SHORT TASK:
Rename "sender-handle" to "user-handle" throughout the data below and write the data out again with nothing else changed. Omit the pictures.

Layout element entries:
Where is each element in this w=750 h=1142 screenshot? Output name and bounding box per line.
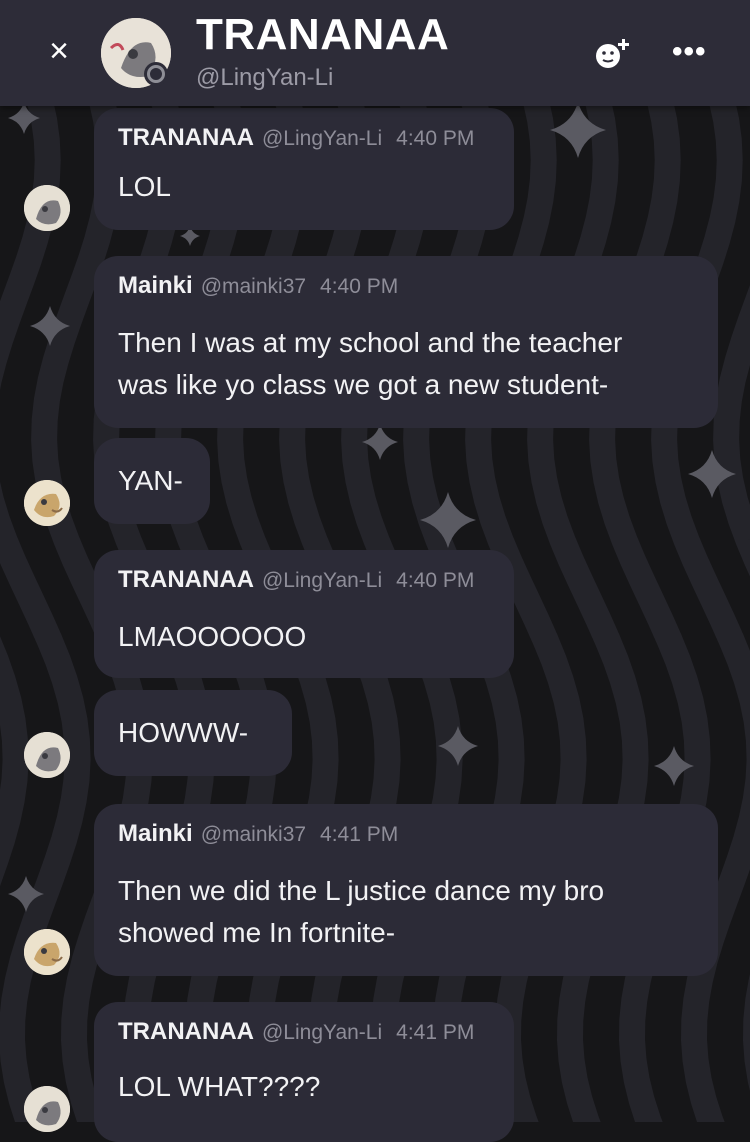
sender-name[interactable]: TRANANAA [118,1018,254,1045]
chat-header: × TRANANAA @LingYan-Li ••• [0,0,750,106]
add-reaction-button[interactable] [594,36,634,72]
more-options-button[interactable]: ••• [672,35,712,68]
message-bubble[interactable]: HOWWW- [94,690,292,776]
sender-handle: @LingYan-Li [261,127,383,150]
sender-name[interactable]: TRANANAA [118,566,254,593]
sender-name[interactable]: Mainki [118,820,193,847]
message-text: HOWWW- [118,717,249,748]
message-text: Then I was at my school and the teacher … [118,327,623,400]
more-options-icon: ••• [672,35,707,68]
message-text: LOL [118,171,171,202]
close-button[interactable]: × [40,32,78,70]
message-time: 4:40 PM [396,569,475,592]
status-indicator [147,65,165,83]
sender-handle: @LingYan-Li [261,569,383,592]
message-text: LOL WHAT???? [118,1071,321,1102]
sender-name[interactable]: Mainki [118,272,193,299]
message-time: 4:40 PM [320,275,399,298]
chat-handle: @LingYan-Li [196,64,334,91]
avatar[interactable] [24,1086,70,1132]
message-time: 4:40 PM [396,127,475,150]
message-text: LMAOOOOOO [118,621,307,652]
message-text: YAN- [118,465,183,496]
message-bubble[interactable]: Mainki @mainki37 4:41 PM Then we did the L… [94,804,718,976]
message-bubble[interactable]: Mainki @mainki37 4:40 PM Then I was at my … [94,256,718,428]
avatar[interactable] [24,732,70,778]
message-bubble[interactable]: TRANANAA @LingYan-Li 4:40 PM LMAOOOOOO [94,550,514,678]
message-time: 4:41 PM [396,1021,475,1044]
message-bubble[interactable]: YAN- [94,438,210,524]
add-reaction-icon [596,39,629,68]
close-icon: × [49,32,69,70]
avatar[interactable] [24,929,70,975]
chat-title: TRANANAA [196,10,450,59]
avatar[interactable] [24,185,70,231]
sender-name[interactable]: TRANANAA [118,124,254,151]
avatar[interactable] [24,480,70,526]
message-bubble[interactable]: TRANANAA @LingYan-Li 4:41 PM LOL WHAT???? [94,1002,514,1142]
sender-handle: @mainki37 [200,823,307,846]
sender-handle: @LingYan-Li [261,1021,383,1044]
message-text: Then we did the L justice dance my bro s… [118,875,605,948]
message-time: 4:41 PM [320,823,399,846]
sender-handle: @mainki37 [200,275,307,298]
message-bubble[interactable]: TRANANAA @LingYan-Li 4:40 PM LOL [94,108,514,230]
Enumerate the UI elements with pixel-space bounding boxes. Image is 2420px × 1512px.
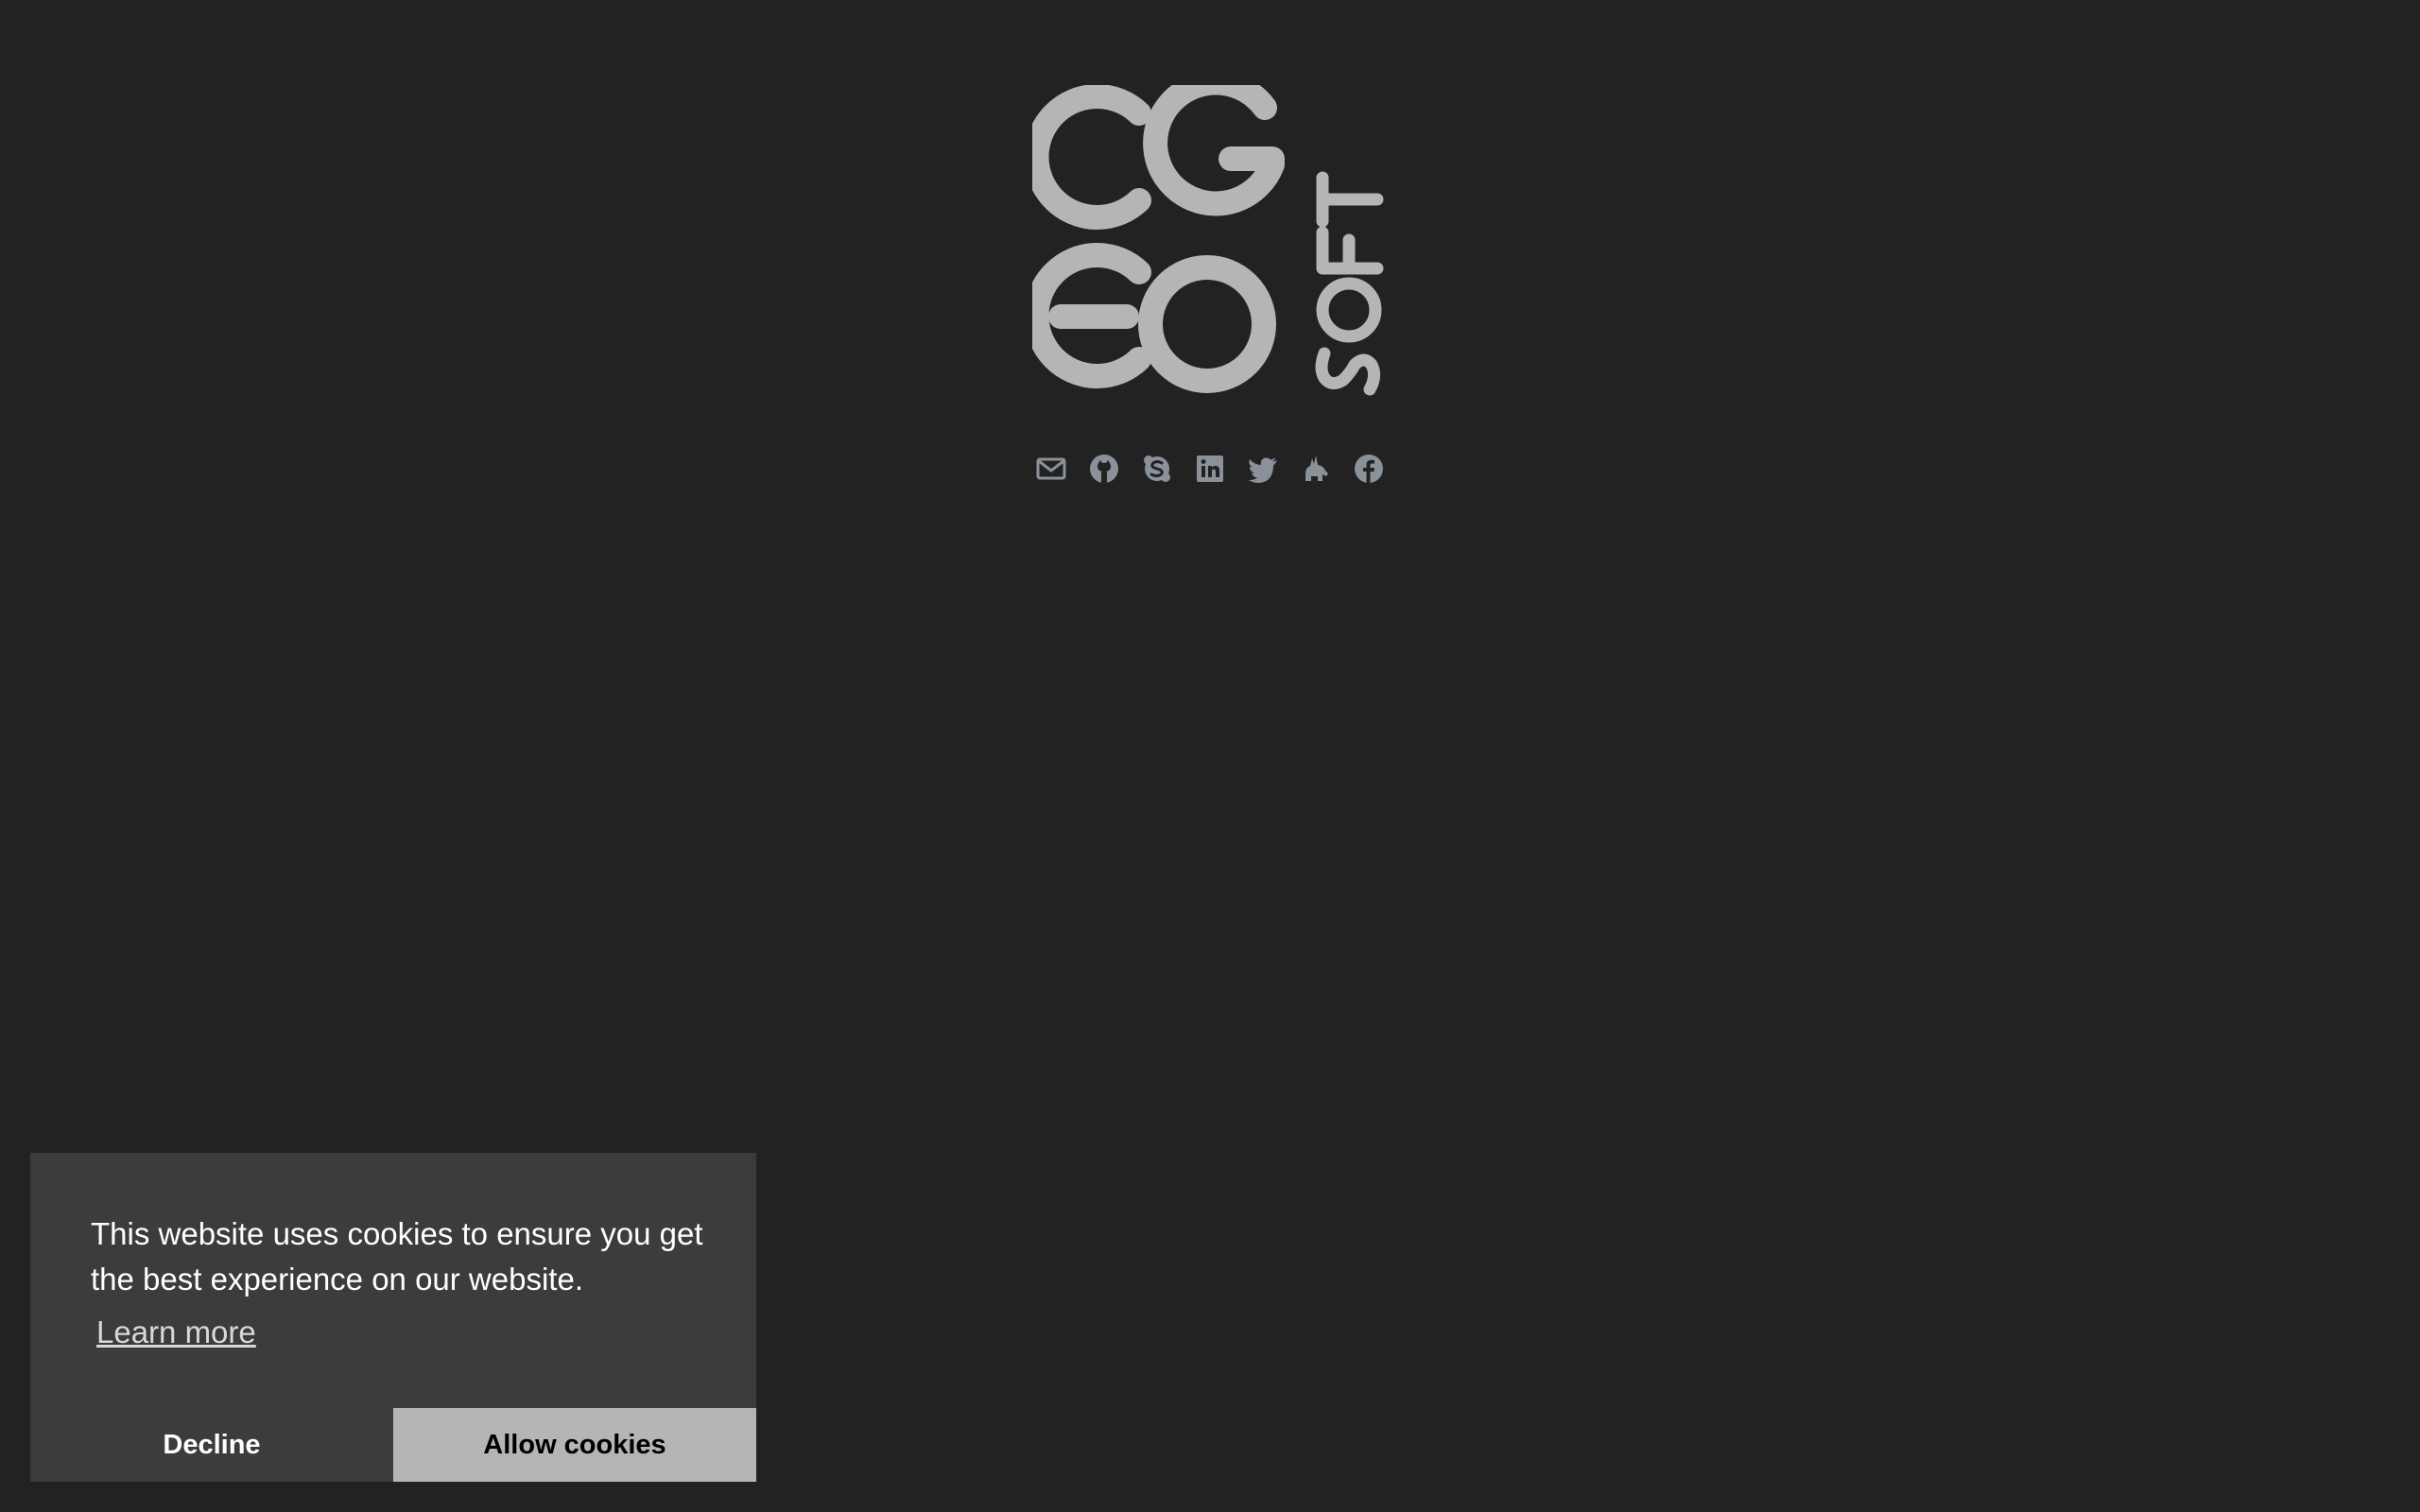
twitter-icon — [1248, 457, 1277, 483]
unicorn-link[interactable] — [1300, 453, 1332, 485]
learn-more-link[interactable]: Learn more — [96, 1310, 256, 1355]
linkedin-icon — [1197, 455, 1223, 482]
skype-link[interactable] — [1141, 453, 1173, 485]
allow-cookies-button[interactable]: Allow cookies — [393, 1408, 756, 1482]
cgeo-soft-logo — [1032, 85, 1388, 403]
mail-icon — [1036, 457, 1066, 480]
linkedin-link[interactable] — [1194, 453, 1226, 485]
facebook-link[interactable] — [1353, 453, 1385, 485]
social-links — [1035, 450, 1385, 488]
cookie-message: This website uses cookies to ensure you … — [91, 1216, 703, 1297]
decline-button[interactable]: Decline — [30, 1408, 393, 1482]
page: This website uses cookies to ensure you … — [0, 0, 2420, 1512]
unicorn-icon — [1305, 455, 1328, 481]
mail-link[interactable] — [1035, 453, 1067, 485]
github-icon — [1090, 455, 1118, 483]
twitter-link[interactable] — [1247, 453, 1279, 485]
cookie-consent-banner: This website uses cookies to ensure you … — [30, 1153, 756, 1482]
facebook-icon — [1355, 455, 1383, 483]
github-link[interactable] — [1088, 453, 1120, 485]
skype-icon — [1144, 455, 1170, 482]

TASK RESPONSE:
Where is each element in this w=750 h=1142 screenshot? Output name and bounding box per line.
sender-name[interactable]: TRANANAA [118,1018,254,1045]
chat-header: × TRANANAA @LingYan-Li ••• [0,0,750,106]
add-reaction-button[interactable] [594,36,634,72]
more-options-button[interactable]: ••• [672,35,712,68]
message-bubble[interactable]: HOWWW- [94,690,292,776]
user-handle: @LingYan-Li [261,127,383,150]
sender-name[interactable]: TRANANAA [118,566,254,593]
sender-name[interactable]: Mainki [118,820,193,847]
message-text: HOWWW- [118,717,249,748]
message-text: Then I was at my school and the teacher … [118,327,623,400]
more-options-icon: ••• [672,35,707,68]
message-text: LOL [118,171,171,202]
close-button[interactable]: × [40,32,78,70]
message-time: 4:40 PM [396,569,475,592]
status-indicator [147,65,165,83]
user-handle: @LingYan-Li [261,569,383,592]
message-text: LOL WHAT???? [118,1071,321,1102]
sender-name[interactable]: Mainki [118,272,193,299]
message-time: 4:40 PM [320,275,399,298]
chat-handle: @LingYan-Li [196,64,334,91]
avatar[interactable] [24,1086,70,1132]
message-time: 4:40 PM [396,127,475,150]
message-text: LMAOOOOOO [118,621,307,652]
message-text: YAN- [118,465,183,496]
message-bubble[interactable]: Mainki @mainki37 4:41 PM Then we did the L… [94,804,718,976]
message-bubble[interactable]: Mainki @mainki37 4:40 PM Then I was at my … [94,256,718,428]
avatar[interactable] [24,732,70,778]
message-bubble[interactable]: TRANANAA @LingYan-Li 4:40 PM LMAOOOOOO [94,550,514,678]
message-time: 4:41 PM [396,1021,475,1044]
message-bubble[interactable]: YAN- [94,438,210,524]
add-reaction-icon [596,39,629,68]
close-icon: × [49,32,69,70]
avatar[interactable] [24,929,70,975]
chat-title: TRANANAA [196,10,450,59]
avatar[interactable] [24,185,70,231]
sender-name[interactable]: TRANANAA [118,124,254,151]
avatar[interactable] [24,480,70,526]
message-bubble[interactable]: TRANANAA @LingYan-Li 4:41 PM LOL WHAT???? [94,1002,514,1142]
user-handle: @mainki37 [200,823,307,846]
user-handle: @LingYan-Li [261,1021,383,1044]
message-text: Then we did the L justice dance my bro s… [118,875,605,948]
message-time: 4:41 PM [320,823,399,846]
user-handle: @mainki37 [200,275,307,298]
message-bubble[interactable]: TRANANAA @LingYan-Li 4:40 PM LOL [94,108,514,230]
Enumerate the UI elements with pixel-space bounding boxes. Image is 2420px × 1512px.
twitter-icon — [1248, 457, 1277, 483]
unicorn-link[interactable] — [1300, 453, 1332, 485]
learn-more-link[interactable]: Learn more — [96, 1310, 256, 1355]
linkedin-icon — [1197, 455, 1223, 482]
skype-link[interactable] — [1141, 453, 1173, 485]
allow-cookies-button[interactable]: Allow cookies — [393, 1408, 756, 1482]
cgeo-soft-logo — [1032, 85, 1388, 403]
mail-icon — [1036, 457, 1066, 480]
linkedin-link[interactable] — [1194, 453, 1226, 485]
facebook-link[interactable] — [1353, 453, 1385, 485]
social-links — [1035, 450, 1385, 488]
cookie-message: This website uses cookies to ensure you … — [91, 1216, 703, 1297]
decline-button[interactable]: Decline — [30, 1408, 393, 1482]
page: This website uses cookies to ensure you … — [0, 0, 2420, 1512]
unicorn-icon — [1305, 455, 1328, 481]
mail-link[interactable] — [1035, 453, 1067, 485]
github-icon — [1090, 455, 1118, 483]
twitter-link[interactable] — [1247, 453, 1279, 485]
cookie-consent-banner: This website uses cookies to ensure you … — [30, 1153, 756, 1482]
facebook-icon — [1355, 455, 1383, 483]
github-link[interactable] — [1088, 453, 1120, 485]
skype-icon — [1144, 455, 1170, 482]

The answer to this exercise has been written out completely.